**Exercise objective**:
Every record below should be printed exactly as given.

**Data provided**:
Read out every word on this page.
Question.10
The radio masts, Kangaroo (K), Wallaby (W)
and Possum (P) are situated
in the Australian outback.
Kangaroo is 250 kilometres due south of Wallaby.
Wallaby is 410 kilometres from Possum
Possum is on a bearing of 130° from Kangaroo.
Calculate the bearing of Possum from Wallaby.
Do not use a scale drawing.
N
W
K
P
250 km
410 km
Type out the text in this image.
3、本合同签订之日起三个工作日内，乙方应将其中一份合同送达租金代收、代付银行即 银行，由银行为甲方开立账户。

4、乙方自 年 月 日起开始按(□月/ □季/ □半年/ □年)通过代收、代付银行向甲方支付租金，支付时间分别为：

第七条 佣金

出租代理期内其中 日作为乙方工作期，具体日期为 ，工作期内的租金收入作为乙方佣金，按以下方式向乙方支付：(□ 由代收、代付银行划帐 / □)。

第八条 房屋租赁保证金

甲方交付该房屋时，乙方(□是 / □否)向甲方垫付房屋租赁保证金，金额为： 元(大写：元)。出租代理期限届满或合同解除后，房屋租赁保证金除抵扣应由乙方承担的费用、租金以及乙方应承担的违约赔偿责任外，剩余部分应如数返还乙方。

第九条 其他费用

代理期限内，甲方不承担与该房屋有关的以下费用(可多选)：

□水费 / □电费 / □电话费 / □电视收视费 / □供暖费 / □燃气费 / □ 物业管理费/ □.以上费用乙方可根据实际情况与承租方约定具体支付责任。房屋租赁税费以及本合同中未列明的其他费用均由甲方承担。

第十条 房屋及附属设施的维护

**Expected answer**:
Read out every word on this page.
Question.10
The radio masts, Kangaroo (K), Wallaby (W)
and Possum (P) are situated
in the Australian outback.
Kangaroo is 250 kilometres due south of Wallaby.
Wallaby is 410 kilometres from Possum
Possum is on a bearing of 130° from Kangaroo.
Calculate the bearing of Possum from Wallaby.
Do not use a scale drawing.
N
W
K
P
250 km
410 km
Type out the text in this image.
3、本合同签订之日起三个工作日内，乙方应将其中一份合同送达租金代收、代付银行即 银行，由银行为甲方开立账户。

4、乙方自 年 月 日起开始按(□月/ □季/ □半年/ □年)通过代收、代付银行向甲方支付租金，支付时间分别为：

第七条 佣金

出租代理期内其中 日作为乙方工作期，具体日期为 ，工作期内的租金收入作为乙方佣金，按以下方式向乙方支付：(□ 由代收、代付银行划帐 / □)。

第八条 房屋租赁保证金

甲方交付该房屋时，乙方(□是 / □否)向甲方垫付房屋租赁保证金，金额为： 元(大写：元)。出租代理期限届满或合同解除后，房屋租赁保证金除抵扣应由乙方承担的费用、租金以及乙方应承担的违约赔偿责任外，剩余部分应如数返还乙方。

第九条 其他费用

代理期限内，甲方不承担与该房屋有关的以下费用(可多选)：

□水费 / □电费 / □电话费 / □电视收视费 / □供暖费 / □燃气费 / □ 物业管理费/ □.以上费用乙方可根据实际情况与承租方约定具体支付责任。房屋租赁税费以及本合同中未列明的其他费用均由甲方承担。

第十条 房屋及附属设施的维护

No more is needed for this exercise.